## EXTRACTED ENTRIES

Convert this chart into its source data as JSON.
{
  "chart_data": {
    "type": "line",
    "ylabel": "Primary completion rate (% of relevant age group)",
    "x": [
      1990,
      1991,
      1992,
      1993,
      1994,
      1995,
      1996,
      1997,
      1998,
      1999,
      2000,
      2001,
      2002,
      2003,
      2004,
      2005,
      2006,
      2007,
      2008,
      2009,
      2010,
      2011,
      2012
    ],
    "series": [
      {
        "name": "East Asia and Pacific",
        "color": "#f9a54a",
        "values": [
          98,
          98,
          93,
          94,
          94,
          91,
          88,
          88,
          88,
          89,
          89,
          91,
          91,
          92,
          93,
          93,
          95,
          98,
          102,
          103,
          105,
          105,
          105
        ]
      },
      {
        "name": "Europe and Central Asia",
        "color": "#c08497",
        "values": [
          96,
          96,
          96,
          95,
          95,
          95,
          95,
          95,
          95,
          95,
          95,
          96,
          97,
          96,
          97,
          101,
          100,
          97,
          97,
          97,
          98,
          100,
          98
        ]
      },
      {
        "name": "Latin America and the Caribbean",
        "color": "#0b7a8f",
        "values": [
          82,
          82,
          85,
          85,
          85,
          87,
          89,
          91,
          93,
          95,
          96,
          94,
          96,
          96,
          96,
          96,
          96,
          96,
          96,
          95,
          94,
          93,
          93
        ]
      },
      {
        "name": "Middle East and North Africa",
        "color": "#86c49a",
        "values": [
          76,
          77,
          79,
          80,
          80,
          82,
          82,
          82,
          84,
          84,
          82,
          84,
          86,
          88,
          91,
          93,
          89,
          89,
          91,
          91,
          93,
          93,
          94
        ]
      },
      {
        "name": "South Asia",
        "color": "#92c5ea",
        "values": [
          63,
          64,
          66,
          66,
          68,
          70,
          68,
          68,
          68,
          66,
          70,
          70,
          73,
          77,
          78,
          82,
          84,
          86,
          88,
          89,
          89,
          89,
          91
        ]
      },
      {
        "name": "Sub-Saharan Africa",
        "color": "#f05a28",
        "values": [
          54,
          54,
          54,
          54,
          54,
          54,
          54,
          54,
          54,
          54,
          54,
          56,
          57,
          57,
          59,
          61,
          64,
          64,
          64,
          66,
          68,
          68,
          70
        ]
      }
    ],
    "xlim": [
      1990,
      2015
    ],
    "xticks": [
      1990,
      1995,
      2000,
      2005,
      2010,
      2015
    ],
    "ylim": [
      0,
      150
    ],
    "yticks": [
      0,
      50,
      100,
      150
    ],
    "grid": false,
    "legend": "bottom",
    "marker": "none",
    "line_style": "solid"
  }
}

## AIM OF THE EXERCISE
Retype all of the material above with every character intact.

## OUTPUT OF THE EXERCISE
Convert this chart into its source data as JSON.
{
  "chart_data": {
    "type": "line",
    "ylabel": "Primary completion rate (% of relevant age group)",
    "x": [
      1990,
      1991,
      1992,
      1993,
      1994,
      1995,
      1996,
      1997,
      1998,
      1999,
      2000,
      2001,
      2002,
      2003,
      2004,
      2005,
      2006,
      2007,
      2008,
      2009,
      2010,
      2011,
      2012
    ],
    "series": [
      {
        "name": "East Asia and Pacific",
        "color": "#f9a54a",
        "values": [
          98,
          98,
          93,
          94,
          94,
          91,
          88,
          88,
          88,
          89,
          89,
          91,
          91,
          92,
          93,
          93,
          95,
          98,
          102,
          103,
          105,
          105,
          105
        ]
      },
      {
        "name": "Europe and Central Asia",
        "color": "#c08497",
        "values": [
          96,
          96,
          96,
          95,
          95,
          95,
          95,
          95,
          95,
          95,
          95,
          96,
          97,
          96,
          97,
          101,
          100,
          97,
          97,
          97,
          98,
          100,
          98
        ]
      },
      {
        "name": "Latin America and the Caribbean",
        "color": "#0b7a8f",
        "values": [
          82,
          82,
          85,
          85,
          85,
          87,
          89,
          91,
          93,
          95,
          96,
          94,
          96,
          96,
          96,
          96,
          96,
          96,
          96,
          95,
          94,
          93,
          93
        ]
      },
      {
        "name": "Middle East and North Africa",
        "color": "#86c49a",
        "values": [
          76,
          77,
          79,
          80,
          80,
          82,
          82,
          82,
          84,
          84,
          82,
          84,
          86,
          88,
          91,
          93,
          89,
          89,
          91,
          91,
          93,
          93,
          94
        ]
      },
      {
        "name": "South Asia",
        "color": "#92c5ea",
        "values": [
          63,
          64,
          66,
          66,
          68,
          70,
          68,
          68,
          68,
          66,
          70,
          70,
          73,
          77,
          78,
          82,
          84,
          86,
          88,
          89,
          89,
          89,
          91
        ]
      },
      {
        "name": "Sub-Saharan Africa",
        "color": "#f05a28",
        "values": [
          54,
          54,
          54,
          54,
          54,
          54,
          54,
          54,
          54,
          54,
          54,
          56,
          57,
          57,
          59,
          61,
          64,
          64,
          64,
          66,
          68,
          68,
          70
        ]
      }
    ],
    "xlim": [
      1990,
      2015
    ],
    "xticks": [
      1990,
      1995,
      2000,
      2005,
      2010,
      2015
    ],
    "ylim": [
      0,
      150
    ],
    "yticks": [
      0,
      50,
      100,
      150
    ],
    "grid": false,
    "legend": "bottom",
    "marker": "none",
    "line_style": "solid"
  }
}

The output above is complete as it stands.